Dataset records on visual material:
* * * * * * *

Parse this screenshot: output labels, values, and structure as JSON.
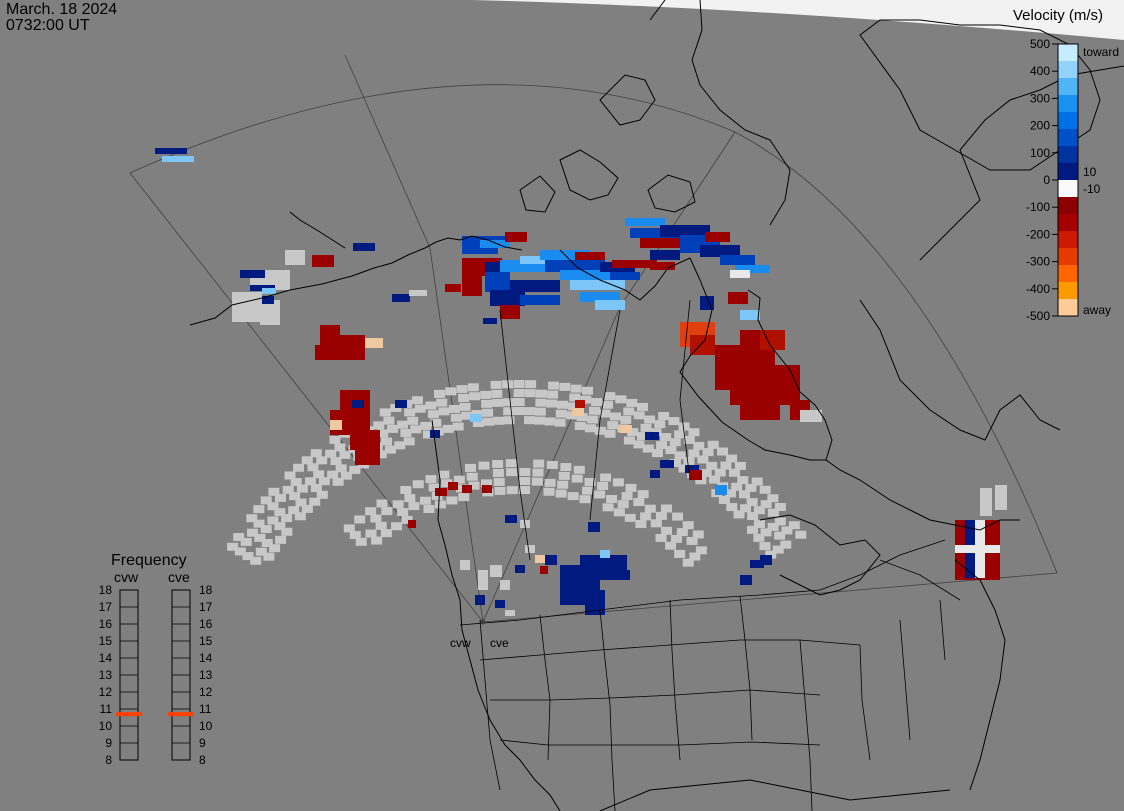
{
  "timestamp": {
    "date": "March. 18 2024",
    "time": "0732:00 UT"
  },
  "colors": {
    "background": "#808080",
    "polar_cap": "#f2f2f2",
    "coast": "#000000",
    "fov": "#404040",
    "ground_scatter": "#c8c8c8",
    "freq_marker": "#ff4000"
  },
  "legend": {
    "title": "Velocity (m/s)",
    "ticks": [
      "500",
      "400",
      "300",
      "200",
      "100",
      "0",
      "-100",
      "-200",
      "-300",
      "-400",
      "-500"
    ],
    "small_ticks": [
      "10",
      "-10"
    ],
    "end_labels": {
      "top": "toward",
      "bottom": "away"
    },
    "colors": [
      "#ffcc99",
      "#ff9900",
      "#ff6600",
      "#e63b00",
      "#cc1a00",
      "#a50000",
      "#8c0000",
      "#fafafa",
      "#001a80",
      "#0033a0",
      "#0050c8",
      "#0070e6",
      "#1a90f0",
      "#50b4f5",
      "#90d2fa",
      "#c8ecff"
    ]
  },
  "frequency": {
    "title": "Frequency",
    "radars": [
      {
        "name": "cvw",
        "value": 10.7
      },
      {
        "name": "cve",
        "value": 10.7
      }
    ],
    "scale": [
      "18",
      "17",
      "16",
      "15",
      "14",
      "13",
      "12",
      "11",
      "10",
      "9",
      "8"
    ]
  },
  "radar_sites": [
    {
      "name": "cvw"
    },
    {
      "name": "cve"
    }
  ]
}
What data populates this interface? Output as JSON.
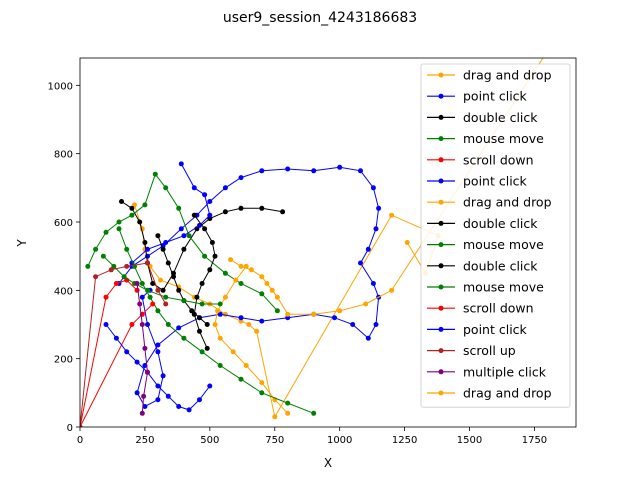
{
  "chart_data": {
    "type": "line",
    "title": "user9_session_4243186683",
    "xlabel": "X",
    "ylabel": "Y",
    "xlim": [
      0,
      1910
    ],
    "ylim": [
      0,
      1080
    ],
    "xticks": [
      0,
      250,
      500,
      750,
      1000,
      1250,
      1500,
      1750
    ],
    "yticks": [
      0,
      200,
      400,
      600,
      800,
      1000
    ],
    "grid": false,
    "legend_position": "top-right",
    "series": [
      {
        "name": "drag and drop",
        "color": "#ffa500",
        "points": [
          [
            210,
            650
          ],
          [
            240,
            580
          ],
          [
            250,
            520
          ],
          [
            270,
            470
          ],
          [
            310,
            430
          ],
          [
            380,
            410
          ],
          [
            440,
            380
          ],
          [
            500,
            360
          ],
          [
            560,
            330
          ],
          [
            620,
            310
          ],
          [
            650,
            300
          ],
          [
            680,
            280
          ],
          [
            750,
            30
          ],
          [
            1200,
            620
          ],
          [
            1380,
            560
          ],
          [
            1330,
            450
          ],
          [
            1260,
            540
          ]
        ]
      },
      {
        "name": "point click",
        "color": "#0000ff",
        "points": [
          [
            150,
            420
          ],
          [
            200,
            470
          ],
          [
            260,
            500
          ],
          [
            320,
            530
          ],
          [
            390,
            580
          ],
          [
            450,
            620
          ],
          [
            500,
            660
          ],
          [
            560,
            700
          ],
          [
            620,
            730
          ],
          [
            700,
            750
          ],
          [
            800,
            755
          ],
          [
            900,
            750
          ],
          [
            1000,
            760
          ],
          [
            1080,
            750
          ],
          [
            1130,
            700
          ],
          [
            1150,
            640
          ],
          [
            1140,
            580
          ],
          [
            1110,
            520
          ],
          [
            1080,
            480
          ],
          [
            1130,
            420
          ],
          [
            1150,
            380
          ],
          [
            1140,
            300
          ],
          [
            1110,
            260
          ],
          [
            1050,
            300
          ],
          [
            980,
            320
          ],
          [
            900,
            330
          ],
          [
            800,
            320
          ],
          [
            700,
            310
          ],
          [
            620,
            320
          ],
          [
            540,
            330
          ],
          [
            460,
            320
          ],
          [
            380,
            290
          ],
          [
            300,
            240
          ],
          [
            250,
            180
          ],
          [
            220,
            100
          ],
          [
            250,
            60
          ],
          [
            300,
            80
          ],
          [
            320,
            150
          ],
          [
            300,
            220
          ],
          [
            260,
            300
          ],
          [
            240,
            380
          ],
          [
            270,
            400
          ]
        ]
      },
      {
        "name": "double click",
        "color": "#000000",
        "points": [
          [
            160,
            660
          ],
          [
            200,
            640
          ],
          [
            230,
            600
          ],
          [
            250,
            540
          ],
          [
            260,
            480
          ],
          [
            280,
            420
          ],
          [
            320,
            400
          ],
          [
            360,
            450
          ],
          [
            400,
            520
          ],
          [
            450,
            580
          ],
          [
            500,
            610
          ],
          [
            560,
            630
          ],
          [
            620,
            640
          ],
          [
            700,
            640
          ],
          [
            780,
            630
          ]
        ]
      },
      {
        "name": "mouse move",
        "color": "#008000",
        "points": [
          [
            30,
            470
          ],
          [
            60,
            520
          ],
          [
            100,
            570
          ],
          [
            150,
            600
          ],
          [
            200,
            620
          ],
          [
            250,
            650
          ],
          [
            290,
            740
          ],
          [
            330,
            700
          ],
          [
            380,
            640
          ],
          [
            420,
            560
          ],
          [
            480,
            500
          ],
          [
            560,
            450
          ],
          [
            620,
            420
          ],
          [
            700,
            390
          ],
          [
            760,
            340
          ]
        ]
      },
      {
        "name": "scroll down",
        "color": "#ff0000",
        "points": [
          [
            0,
            0
          ],
          [
            100,
            380
          ],
          [
            140,
            420
          ],
          [
            180,
            430
          ],
          [
            220,
            400
          ]
        ]
      },
      {
        "name": "point click",
        "color": "#0000ff",
        "points": [
          [
            390,
            770
          ],
          [
            440,
            700
          ],
          [
            480,
            680
          ],
          [
            500,
            620
          ],
          [
            460,
            590
          ],
          [
            400,
            560
          ],
          [
            330,
            540
          ],
          [
            260,
            520
          ],
          [
            200,
            480
          ]
        ]
      },
      {
        "name": "drag and drop",
        "color": "#ffa500",
        "points": [
          [
            640,
            470
          ],
          [
            600,
            430
          ],
          [
            560,
            380
          ],
          [
            530,
            340
          ],
          [
            520,
            300
          ],
          [
            540,
            260
          ],
          [
            590,
            220
          ],
          [
            640,
            180
          ],
          [
            700,
            130
          ],
          [
            750,
            80
          ],
          [
            800,
            40
          ]
        ]
      },
      {
        "name": "double click",
        "color": "#000000",
        "points": [
          [
            300,
            560
          ],
          [
            320,
            520
          ],
          [
            340,
            480
          ],
          [
            360,
            440
          ],
          [
            380,
            400
          ],
          [
            400,
            370
          ],
          [
            430,
            340
          ],
          [
            460,
            320
          ],
          [
            490,
            300
          ]
        ]
      },
      {
        "name": "mouse move",
        "color": "#008000",
        "points": [
          [
            150,
            580
          ],
          [
            180,
            520
          ],
          [
            210,
            470
          ],
          [
            240,
            420
          ],
          [
            270,
            380
          ],
          [
            300,
            340
          ],
          [
            340,
            300
          ],
          [
            400,
            260
          ],
          [
            470,
            220
          ],
          [
            540,
            180
          ],
          [
            620,
            140
          ],
          [
            700,
            100
          ],
          [
            800,
            70
          ],
          [
            900,
            40
          ]
        ]
      },
      {
        "name": "double click",
        "color": "#000000",
        "points": [
          [
            440,
            620
          ],
          [
            480,
            580
          ],
          [
            510,
            540
          ],
          [
            520,
            500
          ],
          [
            500,
            460
          ],
          [
            470,
            420
          ],
          [
            450,
            380
          ],
          [
            440,
            330
          ],
          [
            460,
            280
          ],
          [
            490,
            230
          ]
        ]
      },
      {
        "name": "mouse move",
        "color": "#008000",
        "points": [
          [
            90,
            500
          ],
          [
            130,
            470
          ],
          [
            170,
            440
          ],
          [
            210,
            420
          ],
          [
            260,
            400
          ],
          [
            330,
            380
          ],
          [
            400,
            370
          ],
          [
            470,
            360
          ],
          [
            540,
            360
          ]
        ]
      },
      {
        "name": "scroll down",
        "color": "#ff0000",
        "points": [
          [
            0,
            0
          ],
          [
            200,
            300
          ],
          [
            240,
            330
          ],
          [
            280,
            360
          ]
        ]
      },
      {
        "name": "point click",
        "color": "#0000ff",
        "points": [
          [
            100,
            300
          ],
          [
            140,
            260
          ],
          [
            180,
            220
          ],
          [
            220,
            190
          ],
          [
            260,
            160
          ],
          [
            300,
            120
          ],
          [
            340,
            90
          ],
          [
            380,
            60
          ],
          [
            420,
            50
          ],
          [
            460,
            80
          ],
          [
            500,
            120
          ]
        ]
      },
      {
        "name": "scroll up",
        "color": "#b22222",
        "points": [
          [
            0,
            0
          ],
          [
            60,
            440
          ],
          [
            120,
            460
          ],
          [
            180,
            470
          ],
          [
            260,
            480
          ],
          [
            300,
            400
          ],
          [
            330,
            360
          ]
        ]
      },
      {
        "name": "multiple click",
        "color": "#800080",
        "points": [
          [
            220,
            420
          ],
          [
            230,
            360
          ],
          [
            240,
            300
          ],
          [
            250,
            230
          ],
          [
            260,
            160
          ],
          [
            245,
            90
          ],
          [
            240,
            40
          ]
        ]
      },
      {
        "name": "drag and drop",
        "color": "#ffa500",
        "points": [
          [
            580,
            490
          ],
          [
            620,
            470
          ],
          [
            660,
            460
          ],
          [
            700,
            440
          ],
          [
            720,
            420
          ],
          [
            740,
            400
          ],
          [
            760,
            380
          ],
          [
            800,
            330
          ],
          [
            900,
            330
          ],
          [
            1000,
            340
          ],
          [
            1100,
            360
          ],
          [
            1200,
            400
          ],
          [
            1800,
            1100
          ]
        ]
      }
    ]
  }
}
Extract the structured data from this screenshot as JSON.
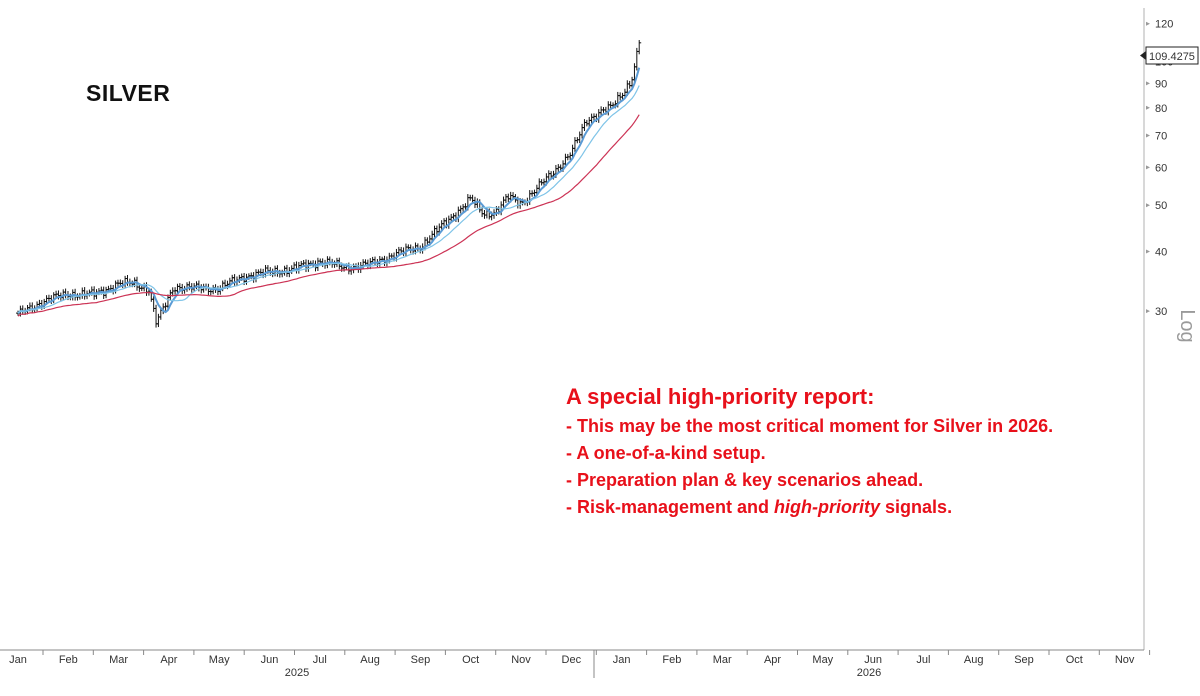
{
  "chart_data": {
    "type": "line",
    "subtype": "ohlc_bars_with_moving_averages",
    "title": "SILVER",
    "y_scale": "log",
    "scale_label": "Log",
    "ylim": [
      25,
      120
    ],
    "yticks": [
      30,
      40,
      50,
      60,
      70,
      80,
      90,
      100,
      120
    ],
    "last_value_label": "109.4275",
    "last_value": 109.4275,
    "x_months": [
      {
        "label": "Jan",
        "year": 2025
      },
      {
        "label": "Feb",
        "year": 2025
      },
      {
        "label": "Mar",
        "year": 2025
      },
      {
        "label": "Apr",
        "year": 2025
      },
      {
        "label": "May",
        "year": 2025
      },
      {
        "label": "Jun",
        "year": 2025
      },
      {
        "label": "Jul",
        "year": 2025
      },
      {
        "label": "Aug",
        "year": 2025
      },
      {
        "label": "Sep",
        "year": 2025
      },
      {
        "label": "Oct",
        "year": 2025
      },
      {
        "label": "Nov",
        "year": 2025
      },
      {
        "label": "Dec",
        "year": 2025
      },
      {
        "label": "Jan",
        "year": 2026
      },
      {
        "label": "Feb",
        "year": 2026
      },
      {
        "label": "Mar",
        "year": 2026
      },
      {
        "label": "Apr",
        "year": 2026
      },
      {
        "label": "May",
        "year": 2026
      },
      {
        "label": "Jun",
        "year": 2026
      },
      {
        "label": "Jul",
        "year": 2026
      },
      {
        "label": "Aug",
        "year": 2026
      },
      {
        "label": "Sep",
        "year": 2026
      },
      {
        "label": "Oct",
        "year": 2026
      },
      {
        "label": "Nov",
        "year": 2026
      }
    ],
    "years": [
      "2025",
      "2026"
    ],
    "price_anchors_month_index": [
      0,
      0.5,
      1,
      1.5,
      2,
      2.3,
      2.6,
      2.75,
      2.9,
      3.1,
      3.5,
      4,
      4.5,
      5,
      5.5,
      6,
      6.5,
      7,
      7.5,
      8,
      8.5,
      9,
      9.25,
      9.5,
      9.75,
      10,
      10.3,
      10.6,
      11,
      11.3,
      11.6,
      11.8,
      12,
      12.2,
      12.35
    ],
    "price_anchors_value": [
      29.5,
      31.5,
      32.6,
      32.5,
      34.2,
      34.3,
      33.4,
      28.3,
      30.5,
      33.8,
      33.5,
      33.5,
      35.5,
      36.2,
      36.8,
      38.2,
      37,
      37.6,
      39.5,
      41,
      46,
      51.5,
      48,
      48.5,
      52,
      50.5,
      54,
      58,
      64.5,
      75,
      79,
      80,
      85,
      92,
      109.4275
    ],
    "series": [
      {
        "name": "Short-term moving average",
        "color": "#5b9bd5",
        "window": 6
      },
      {
        "name": "Medium-term moving average",
        "color": "#7fc4e8",
        "window": 14
      },
      {
        "name": "Long-term moving average",
        "color": "#cc3355",
        "window": 34
      }
    ]
  },
  "report": {
    "heading": "A special high-priority report:",
    "bullets": [
      {
        "text": "- This may be the most critical moment for Silver in 2026.",
        "emphasis": ""
      },
      {
        "text": "- A one-of-a-kind setup.",
        "emphasis": ""
      },
      {
        "text": "- Preparation plan & key scenarios ahead.",
        "emphasis": ""
      },
      {
        "pre": "- Risk-management and ",
        "emphasis": "high-priority",
        "post": " signals."
      }
    ]
  },
  "colors": {
    "price_bars": "#111111",
    "ma_short": "#5b9bd5",
    "ma_mid": "#7fc4e8",
    "ma_long": "#cc3355",
    "report_text": "#e8101a",
    "axis": "#888888"
  }
}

* * * * * * *

Exercise prompt> Locate each line with the word "JSON" and copy it.

Finished exercise>
Parse this screenshot: output labels, values, and structure as JSON.
What data populates this interface? Output as JSON.
Extract the structured data from this screenshot as JSON.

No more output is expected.